» What this task involves: Rewrite the records as a Markdown table with the columns Row and Line, putting each line in its own numbered row and skipping any blank lines.

(Extracted records)
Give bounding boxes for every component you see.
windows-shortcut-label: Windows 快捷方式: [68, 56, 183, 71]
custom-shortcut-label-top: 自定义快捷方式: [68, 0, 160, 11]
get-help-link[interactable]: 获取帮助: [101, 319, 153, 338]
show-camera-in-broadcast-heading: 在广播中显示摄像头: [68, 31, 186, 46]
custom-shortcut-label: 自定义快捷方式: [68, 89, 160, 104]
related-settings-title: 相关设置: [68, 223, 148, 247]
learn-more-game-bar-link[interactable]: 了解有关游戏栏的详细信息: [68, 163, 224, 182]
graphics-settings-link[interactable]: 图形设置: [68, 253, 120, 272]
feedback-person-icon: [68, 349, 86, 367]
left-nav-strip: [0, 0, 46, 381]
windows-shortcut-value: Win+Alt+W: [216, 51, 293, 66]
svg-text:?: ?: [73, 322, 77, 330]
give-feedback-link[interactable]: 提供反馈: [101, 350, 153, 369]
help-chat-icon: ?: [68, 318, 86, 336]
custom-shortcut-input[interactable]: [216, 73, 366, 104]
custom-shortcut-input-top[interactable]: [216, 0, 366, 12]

» Task output:
| Row | Line |
|---|---|
| 1 | Give bounding boxes for every component you see. |
| 2 | windows-shortcut-label: Windows 快捷方式: [68, 56, 183, 71] |
| 3 | custom-shortcut-label-top: 自定义快捷方式: [68, 0, 160, 11] |
| 4 | get-help-link[interactable]: 获取帮助: [101, 319, 153, 338] |
| 5 | show-camera-in-broadcast-heading: 在广播中显示摄像头: [68, 31, 186, 46] |
| 6 | custom-shortcut-label: 自定义快捷方式: [68, 89, 160, 104] |
| 7 | related-settings-title: 相关设置: [68, 223, 148, 247] |
| 8 | learn-more-game-bar-link[interactable]: 了解有关游戏栏的详细信息: [68, 163, 224, 182] |
| 9 | graphics-settings-link[interactable]: 图形设置: [68, 253, 120, 272] |
| 10 | feedback-person-icon: [68, 349, 86, 367] |
| 11 | left-nav-strip: [0, 0, 46, 381] |
| 12 | windows-shortcut-value: Win+Alt+W: [216, 51, 293, 66] |
| 13 | svg-text:?: ?: [73, 322, 77, 330] |
| 14 | give-feedback-link[interactable]: 提供反馈: [101, 350, 153, 369] |
| 15 | help-chat-icon: ?: [68, 318, 86, 336] |
| 16 | custom-shortcut-input[interactable]: [216, 73, 366, 104] |
| 17 | custom-shortcut-input-top[interactable]: [216, 0, 366, 12] |